### Teks Bacaan
----------------------------------------

Kalau ada yang bilang menerapkan 5S di tempat kerja itu sulit, apalagi jika
tempat kerjanya sudah terlanjur berantakan bin chaos tak karuan, saya berani bilang bahwa itu tidak benar. Soalnya
saya sudah buktikan sendiri, bahwa 5S tidak sesulit membuat roket, walau memang tidak semudah membalik telapak tangan.
Nah, di postingan kali ini, untuk pertama kalinya sejak saya mengenal blogging,
saya ingin sharing tentang hal-hal yang berbau pekerjaan, yakni langkah-langkah penerapan 5S yang sudah dan sedang
kami terapkan di tempat kerja.
Tujuan saya hanya satu, mematahkan pemahaman bahwa aplikasi 5S di tempat kerja itu sulit.
*
Saya bekerja di bogasari flour mills, sebuah pabrik penggiling gandum
menjadi terigu yang berlokasi tepat di tepi pelabuhan Tanjung Perak, Surabaya. Saya
bertanggung jawab mengelola sebuah workshop yang bernaung di bawah Departemen
Produksi, bernama Mill Support.
Akan memakan waktu yang lama dan panjang untuk menceritakan apa
sesungguhnya yang saya kerjakan di Mill Support. Pokoknya dari namanya, sudah
jelas tugas seksi kami adalah memberikan support untuk Mill (Penggilingan).
Support apa? Apa saja selama kedua tangan dan kaki-kaki kecil kami sanggup
mengerjakan. #halah. Oke bercanda. Kami punya jobdes (job description) kok.
Tentu saja, jika datang pekerjaan yang di luar jobdes, kami berwenang untuk
menolak. Tapi seringnya, karena saking
multi taskingnya para anggota tim Mill Support, yang ada kami lebih sering
menerima job daripada menolaknya. Hihi...
Bengkel Mill Support berukuran kurang lebih 20 x 8 meter dengan 9 orang
karyawan (termasuk saya). Saya membaginya menjadi 5 area, dengan
mempertimbangkan jenis dan sifat pekerjaan;
1.
Area
Outdoor (untuk pekerjaan-pekerjaan yang menimbulkan debu)
2.
Area
Sewing (untuk pekerjaan dengan mesin jahit)
3.
Area
Mesin Press (untuk pekerjaan pembuatan ayakan tepung)
4.
Area
Pneumatic (untuk pekerjaan servis pneumatic Roll)
5.

----------------------------------------

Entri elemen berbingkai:

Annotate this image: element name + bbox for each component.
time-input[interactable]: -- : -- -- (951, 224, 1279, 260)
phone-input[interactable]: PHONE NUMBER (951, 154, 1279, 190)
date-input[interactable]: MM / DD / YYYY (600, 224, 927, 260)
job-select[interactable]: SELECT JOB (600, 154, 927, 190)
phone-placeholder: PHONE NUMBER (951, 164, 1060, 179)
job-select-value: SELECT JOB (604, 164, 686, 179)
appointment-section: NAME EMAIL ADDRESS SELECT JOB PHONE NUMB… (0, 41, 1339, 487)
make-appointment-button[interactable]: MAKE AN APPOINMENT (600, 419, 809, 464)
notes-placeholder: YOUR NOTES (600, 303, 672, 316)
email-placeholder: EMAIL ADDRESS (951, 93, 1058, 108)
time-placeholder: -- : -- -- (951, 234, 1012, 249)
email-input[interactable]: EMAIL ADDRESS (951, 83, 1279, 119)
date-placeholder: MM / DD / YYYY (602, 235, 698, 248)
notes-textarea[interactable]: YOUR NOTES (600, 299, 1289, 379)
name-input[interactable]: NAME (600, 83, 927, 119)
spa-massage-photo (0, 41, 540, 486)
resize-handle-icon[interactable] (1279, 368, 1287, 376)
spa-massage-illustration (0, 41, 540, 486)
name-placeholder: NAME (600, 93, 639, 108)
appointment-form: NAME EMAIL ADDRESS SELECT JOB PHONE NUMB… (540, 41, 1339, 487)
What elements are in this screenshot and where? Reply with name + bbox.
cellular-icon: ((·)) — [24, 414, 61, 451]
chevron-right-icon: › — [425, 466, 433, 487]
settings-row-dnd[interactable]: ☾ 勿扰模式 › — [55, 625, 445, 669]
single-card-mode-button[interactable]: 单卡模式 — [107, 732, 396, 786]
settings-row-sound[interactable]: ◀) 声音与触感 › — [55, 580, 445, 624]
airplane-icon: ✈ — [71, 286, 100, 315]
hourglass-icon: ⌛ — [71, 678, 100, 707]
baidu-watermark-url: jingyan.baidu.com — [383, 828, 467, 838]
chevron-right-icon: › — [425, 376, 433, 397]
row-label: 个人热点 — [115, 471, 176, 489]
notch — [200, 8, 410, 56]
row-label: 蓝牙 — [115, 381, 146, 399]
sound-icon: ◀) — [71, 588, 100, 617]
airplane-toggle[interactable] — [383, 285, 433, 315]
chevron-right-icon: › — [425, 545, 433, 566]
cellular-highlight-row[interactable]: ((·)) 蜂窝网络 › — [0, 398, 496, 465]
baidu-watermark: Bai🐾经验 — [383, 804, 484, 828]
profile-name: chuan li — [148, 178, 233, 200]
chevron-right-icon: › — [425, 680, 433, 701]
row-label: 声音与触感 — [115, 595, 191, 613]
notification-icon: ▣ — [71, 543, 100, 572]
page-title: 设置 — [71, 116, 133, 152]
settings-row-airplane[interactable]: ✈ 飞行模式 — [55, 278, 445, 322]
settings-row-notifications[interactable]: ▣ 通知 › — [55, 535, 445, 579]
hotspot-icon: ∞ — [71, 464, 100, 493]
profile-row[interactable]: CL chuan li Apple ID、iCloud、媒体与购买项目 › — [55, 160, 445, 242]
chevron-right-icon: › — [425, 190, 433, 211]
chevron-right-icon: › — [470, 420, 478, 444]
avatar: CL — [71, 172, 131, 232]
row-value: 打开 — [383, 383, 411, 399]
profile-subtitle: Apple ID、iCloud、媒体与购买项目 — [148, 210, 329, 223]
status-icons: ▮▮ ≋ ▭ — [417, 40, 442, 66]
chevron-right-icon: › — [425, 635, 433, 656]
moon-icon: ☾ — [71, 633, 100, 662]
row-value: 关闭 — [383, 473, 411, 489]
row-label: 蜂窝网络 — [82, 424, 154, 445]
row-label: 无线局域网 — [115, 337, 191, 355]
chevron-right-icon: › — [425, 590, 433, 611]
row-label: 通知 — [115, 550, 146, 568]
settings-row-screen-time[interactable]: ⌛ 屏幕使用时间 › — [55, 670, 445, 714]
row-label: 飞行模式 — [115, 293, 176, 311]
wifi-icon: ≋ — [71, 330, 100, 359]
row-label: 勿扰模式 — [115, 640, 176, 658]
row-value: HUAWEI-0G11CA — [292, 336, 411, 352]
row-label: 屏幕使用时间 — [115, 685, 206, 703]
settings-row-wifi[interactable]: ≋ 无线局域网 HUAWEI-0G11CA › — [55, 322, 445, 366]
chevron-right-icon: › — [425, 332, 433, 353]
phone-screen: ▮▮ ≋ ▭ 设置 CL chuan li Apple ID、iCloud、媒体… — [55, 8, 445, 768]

----------------------------------------

### Tugas dan Latihan
a) Tentukan apakah setiap pernyataan berikut sesuai dengan teks bacaan tentang penerapan 5S di bengkel Mill Support. Jawab ya atau tidak, lalu kutip kata-kata teks yang menjadi dasarnya.
(i) Bengkel Mill Support berukuran sekitar 20 x 8 meter.
(ii) Tim Mill Support lebih sering menolak pekerjaan di luar jobdes daripada menerimanya.
(iii) Area Sewing diperuntukkan bagi pekerjaan yang menimbulkan debu.
b) Lanjutkan teks bacaan tentang penerapan 5S di bengkel Mill Support dari titik terakhirnya, dengan gaya bahasa yang sama.

### Pembahasan Soal
a)
(i) Ya. Teks menyebut "Bengkel Mill Support berukuran kurang lebih 20 x 8 meter".
(ii) Tidak. Teks menyebut "yang ada kami lebih sering menerima job daripada menolaknya".
(iii) Tidak. Area Sewing disebut "Sewing (untuk pekerjaan dengan mesin jahit)", sedangkan pekerjaan berdebu ditempatkan di "Outdoor (untuk pekerjaan-pekerjaan yang menimbulkan debu)".

b)
Area
Carpentry (untuk pekerjaan pertukangan).
Ups lupa, ada tambahan satu area lagi yakni Area Meeting (yang menjadi
tempat saya menerima teman-teman, dan bahkan calon supplier, yang lagi pengen
curhat, hehe).
Nah, sebelum saya cerita lebih jauh, mungkin ada pembaca yang belum
mengerti apa itu 5S. Jadi kita tinggalkan sejenak workshop Mill Support untuk
membahas selayang pandang tentang 5S.
5S sebenarnya berakar dari Jepang, dengan singkatan Seiri, Seiso, Seiton,
Seiketsu, Shitsuke, merupakan metode pengorganisasian lokasi kerja. Tujuannya
membuat area kerja menjadi lebih teratur, tidak berantakan, segala sesuatu
mudah ditemukan dan membuat pekerjaan menjadi lebih efektif dan efisien. Konon,
dengan Metode 5S ini lah, Jepang yang di tahun 1945 menjadi negara yang
mengalami kehancuran karena tragedi Hiroshima dan Nagasaki, kini bisa menjadi
salah satu negara maju. Konsep 5S ini pertama kali digagas di Toyota.
Sesuai namanya, ada 5 langkah dalam 5S (atau ada juga yang menyebut 5R
dalam versi bahasa Indonesia);
1.
Seiri/
Ringkas, adalah kegiatan pemilahan. Yakni menyimpan barang-barang yang
diperlukan dan menyingkirkan sisanya.
2.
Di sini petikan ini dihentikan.